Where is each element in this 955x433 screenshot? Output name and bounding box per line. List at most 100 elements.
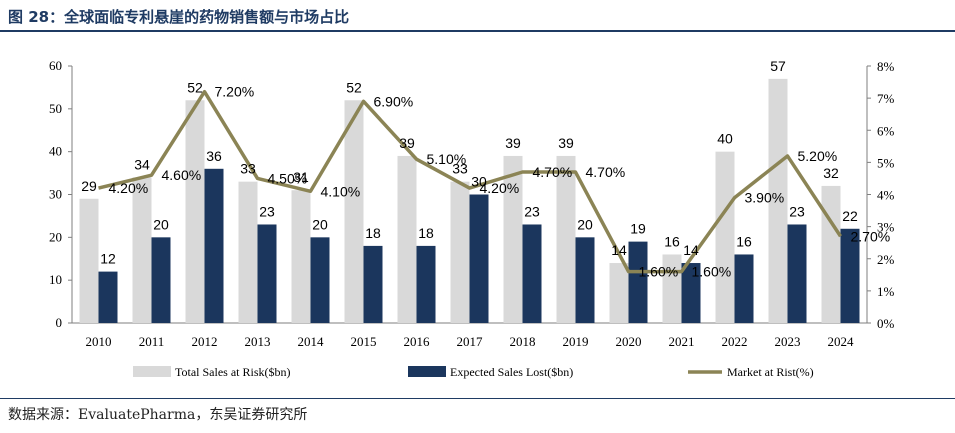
bar-total-sales <box>238 181 258 323</box>
title-rule <box>0 30 955 32</box>
bar-total-sales <box>397 155 417 323</box>
label-total-sales: 31 <box>293 169 309 185</box>
bar-sales-lost <box>151 237 171 323</box>
label-sales-lost: 18 <box>365 225 381 241</box>
label-sales-lost: 30 <box>471 174 487 190</box>
label-total-sales: 52 <box>346 79 362 95</box>
y-left-tick-label: 40 <box>49 144 62 159</box>
bar-sales-lost <box>681 263 701 323</box>
bar-total-sales <box>450 181 470 323</box>
x-tick-label: 2017 <box>457 334 484 349</box>
bar-total-sales <box>132 177 152 323</box>
label-sales-lost: 12 <box>100 251 116 267</box>
x-tick-label: 2011 <box>139 334 165 349</box>
label-total-sales: 34 <box>134 156 150 172</box>
bar-sales-lost <box>575 237 595 323</box>
line-market-share <box>98 89 842 274</box>
x-tick-label: 2014 <box>298 334 325 349</box>
x-tick-label: 2021 <box>669 334 695 349</box>
y-right-tick-label: 1% <box>877 284 895 299</box>
bar-sales-lost <box>257 224 277 323</box>
x-tick-label: 2018 <box>510 334 536 349</box>
x-tick-label: 2016 <box>404 334 431 349</box>
label-market-share: 4.10% <box>321 183 361 199</box>
label-market-share: 4.70% <box>533 164 573 180</box>
label-market-share: 1.60% <box>639 264 679 280</box>
label-market-share: 5.20% <box>798 148 838 164</box>
label-market-share: 6.90% <box>374 93 414 109</box>
y-left-tick-label: 20 <box>49 229 62 244</box>
x-tick-label: 2023 <box>775 334 801 349</box>
bar-sales-lost <box>310 237 330 323</box>
y-right-tick-label: 5% <box>877 155 895 170</box>
bar-sales-lost <box>840 228 860 323</box>
label-sales-lost: 23 <box>789 203 805 219</box>
y-right-tick-label: 3% <box>877 220 895 235</box>
bar-sales-lost <box>628 241 648 323</box>
bar-sales-lost <box>204 168 224 323</box>
label-total-sales: 16 <box>664 233 680 249</box>
label-sales-lost: 14 <box>683 242 699 258</box>
bar-sales-lost <box>416 245 436 323</box>
x-tick-label: 2019 <box>563 334 589 349</box>
label-market-share: 2.70% <box>851 228 891 244</box>
label-sales-lost: 23 <box>259 203 275 219</box>
y-left-tick-label: 10 <box>49 272 62 287</box>
legend-label-share: Market at Rist(%) <box>727 365 814 379</box>
label-sales-lost: 20 <box>577 216 593 232</box>
x-tick-label: 2013 <box>245 334 271 349</box>
label-market-share: 7.20% <box>215 84 255 100</box>
legend-label-lost: Expected Sales Lost($bn) <box>450 365 573 379</box>
bar-total-sales <box>344 100 364 324</box>
legend-label-total: Total Sales at Risk($bn) <box>175 365 290 379</box>
y-left-tick-label: 0 <box>56 315 63 330</box>
bar-line-chart: 0 10 20 30 40 50 60 0% 1% 2% 3% 4% 5% 6% 7% 8% 2010 2011 2… <box>49 58 895 379</box>
bar-sales-lost <box>522 224 542 323</box>
label-market-share: 1.60% <box>692 264 732 280</box>
label-total-sales: 32 <box>823 165 839 181</box>
label-sales-lost: 20 <box>153 216 169 232</box>
y-right-tick-label: 4% <box>877 188 895 203</box>
label-sales-lost: 20 <box>312 216 328 232</box>
bar-sales-lost <box>787 224 807 323</box>
label-total-sales: 33 <box>240 161 256 177</box>
label-market-share: 4.60% <box>162 167 202 183</box>
label-total-sales: 14 <box>611 242 627 258</box>
label-total-sales: 39 <box>558 135 574 151</box>
bar-total-sales <box>185 100 205 324</box>
label-market-share: 4.20% <box>109 180 149 196</box>
title-bar: 图 28：全球面临专利悬崖的药物销售额与市场占比 <box>0 0 955 30</box>
bar-total-sales <box>821 185 841 323</box>
x-tick-label: 2010 <box>86 334 112 349</box>
label-sales-lost: 19 <box>630 221 646 237</box>
label-sales-lost: 36 <box>206 148 222 164</box>
legend-swatch-lost <box>408 366 446 377</box>
bar-sales-lost <box>98 271 118 323</box>
y-right-tick-label: 2% <box>877 252 895 267</box>
y-left-tick-label: 30 <box>49 187 62 202</box>
y-left-tick-label: 50 <box>49 101 62 116</box>
label-sales-lost: 16 <box>736 233 752 249</box>
label-sales-lost: 23 <box>524 203 540 219</box>
label-market-share: 3.90% <box>745 190 785 206</box>
x-tick-label: 2012 <box>192 334 218 349</box>
y-right-tick-label: 6% <box>877 123 895 138</box>
y-left-tick-label: 60 <box>49 58 62 73</box>
x-tick-label: 2015 <box>351 334 377 349</box>
bar-sales-lost <box>469 194 489 323</box>
label-market-share: 4.70% <box>586 164 626 180</box>
label-sales-lost: 22 <box>842 208 858 224</box>
label-total-sales: 39 <box>399 135 415 151</box>
label-total-sales: 39 <box>505 135 521 151</box>
bar-total-sales <box>291 190 311 323</box>
bar-total-sales <box>503 155 523 323</box>
x-tick-label: 2020 <box>616 334 642 349</box>
source-rule <box>0 398 955 399</box>
label-sales-lost: 18 <box>418 225 434 241</box>
figure-title: 图 28：全球面临专利悬崖的药物销售额与市场占比 <box>8 8 350 26</box>
bar-total-sales <box>715 151 735 323</box>
y-right-tick-label: 7% <box>877 91 895 106</box>
label-total-sales: 40 <box>717 131 733 147</box>
bar-total-sales <box>768 78 788 323</box>
label-market-share: 4.20% <box>480 180 520 196</box>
▬▬▬▬▬▬▬▬▬▬
**Given instruction**
Reproduce the listing above word for word, leaving out the picture.

**The reply**
Where is each element in this 955x433 screenshot? Output name and bounding box per line. List at most 100 elements.
bar-total-sales <box>238 181 258 323</box>
title-rule <box>0 30 955 32</box>
bar-total-sales <box>397 155 417 323</box>
label-total-sales: 31 <box>293 169 309 185</box>
bar-sales-lost <box>151 237 171 323</box>
label-sales-lost: 18 <box>365 225 381 241</box>
label-sales-lost: 30 <box>471 174 487 190</box>
label-total-sales: 52 <box>346 79 362 95</box>
y-left-tick-label: 40 <box>49 144 62 159</box>
bar-sales-lost <box>681 263 701 323</box>
bar-total-sales <box>450 181 470 323</box>
x-tick-label: 2017 <box>457 334 484 349</box>
bar-total-sales <box>132 177 152 323</box>
label-sales-lost: 12 <box>100 251 116 267</box>
x-tick-label: 2011 <box>139 334 165 349</box>
label-total-sales: 34 <box>134 156 150 172</box>
bar-sales-lost <box>575 237 595 323</box>
line-market-share <box>98 89 842 274</box>
x-tick-label: 2014 <box>298 334 325 349</box>
x-tick-label: 2021 <box>669 334 695 349</box>
y-right-tick-label: 1% <box>877 284 895 299</box>
bar-sales-lost <box>257 224 277 323</box>
x-tick-label: 2018 <box>510 334 536 349</box>
x-tick-label: 2016 <box>404 334 431 349</box>
label-market-share: 4.10% <box>321 183 361 199</box>
label-market-share: 4.70% <box>533 164 573 180</box>
label-market-share: 1.60% <box>639 264 679 280</box>
label-market-share: 5.20% <box>798 148 838 164</box>
label-market-share: 6.90% <box>374 93 414 109</box>
y-left-tick-label: 20 <box>49 229 62 244</box>
x-tick-label: 2023 <box>775 334 801 349</box>
bar-sales-lost <box>310 237 330 323</box>
y-right-tick-label: 5% <box>877 155 895 170</box>
bar-sales-lost <box>840 228 860 323</box>
label-sales-lost: 23 <box>789 203 805 219</box>
y-right-tick-label: 3% <box>877 220 895 235</box>
bar-sales-lost <box>628 241 648 323</box>
bar-sales-lost <box>204 168 224 323</box>
label-total-sales: 16 <box>664 233 680 249</box>
label-sales-lost: 14 <box>683 242 699 258</box>
bar-sales-lost <box>416 245 436 323</box>
x-tick-label: 2019 <box>563 334 589 349</box>
label-market-share: 2.70% <box>851 228 891 244</box>
label-sales-lost: 23 <box>259 203 275 219</box>
y-left-tick-label: 10 <box>49 272 62 287</box>
legend-label-share: Market at Rist(%) <box>727 365 814 379</box>
label-sales-lost: 20 <box>577 216 593 232</box>
x-tick-label: 2013 <box>245 334 271 349</box>
label-market-share: 7.20% <box>215 84 255 100</box>
legend-label-lost: Expected Sales Lost($bn) <box>450 365 573 379</box>
bar-total-sales <box>344 100 364 324</box>
legend-label-total: Total Sales at Risk($bn) <box>175 365 290 379</box>
y-left-tick-label: 0 <box>56 315 63 330</box>
bar-line-chart: 0 10 20 30 40 50 60 0% 1% 2% 3% 4% 5% 6% 7% 8% 2010 2011 2… <box>49 58 895 379</box>
bar-sales-lost <box>522 224 542 323</box>
label-market-share: 1.60% <box>692 264 732 280</box>
label-total-sales: 32 <box>823 165 839 181</box>
label-sales-lost: 20 <box>153 216 169 232</box>
y-right-tick-label: 4% <box>877 188 895 203</box>
label-sales-lost: 20 <box>312 216 328 232</box>
bar-sales-lost <box>787 224 807 323</box>
label-total-sales: 33 <box>240 161 256 177</box>
label-market-share: 4.60% <box>162 167 202 183</box>
label-total-sales: 14 <box>611 242 627 258</box>
label-total-sales: 39 <box>558 135 574 151</box>
bar-total-sales <box>185 100 205 324</box>
label-market-share: 4.20% <box>109 180 149 196</box>
title-bar: 图 28：全球面临专利悬崖的药物销售额与市场占比 <box>0 0 955 30</box>
bar-total-sales <box>821 185 841 323</box>
x-tick-label: 2010 <box>86 334 112 349</box>
label-sales-lost: 19 <box>630 221 646 237</box>
label-sales-lost: 36 <box>206 148 222 164</box>
legend-swatch-lost <box>408 366 446 377</box>
bar-sales-lost <box>98 271 118 323</box>
y-right-tick-label: 2% <box>877 252 895 267</box>
y-left-tick-label: 30 <box>49 187 62 202</box>
y-left-tick-label: 50 <box>49 101 62 116</box>
label-sales-lost: 16 <box>736 233 752 249</box>
label-sales-lost: 23 <box>524 203 540 219</box>
label-market-share: 3.90% <box>745 190 785 206</box>
x-tick-label: 2012 <box>192 334 218 349</box>
y-right-tick-label: 6% <box>877 123 895 138</box>
y-left-tick-label: 60 <box>49 58 62 73</box>
x-tick-label: 2015 <box>351 334 377 349</box>
bar-sales-lost <box>469 194 489 323</box>
label-market-share: 4.70% <box>586 164 626 180</box>
label-sales-lost: 22 <box>842 208 858 224</box>
label-total-sales: 39 <box>399 135 415 151</box>
label-total-sales: 39 <box>505 135 521 151</box>
bar-total-sales <box>291 190 311 323</box>
bar-total-sales <box>503 155 523 323</box>
x-tick-label: 2020 <box>616 334 642 349</box>
source-rule <box>0 398 955 399</box>
label-sales-lost: 18 <box>418 225 434 241</box>
figure-title: 图 28：全球面临专利悬崖的药物销售额与市场占比 <box>8 8 350 26</box>
bar-total-sales <box>715 151 735 323</box>
y-right-tick-label: 7% <box>877 91 895 106</box>
label-total-sales: 40 <box>717 131 733 147</box>
bar-total-sales <box>768 78 788 323</box>
label-market-share: 4.20% <box>480 180 520 196</box>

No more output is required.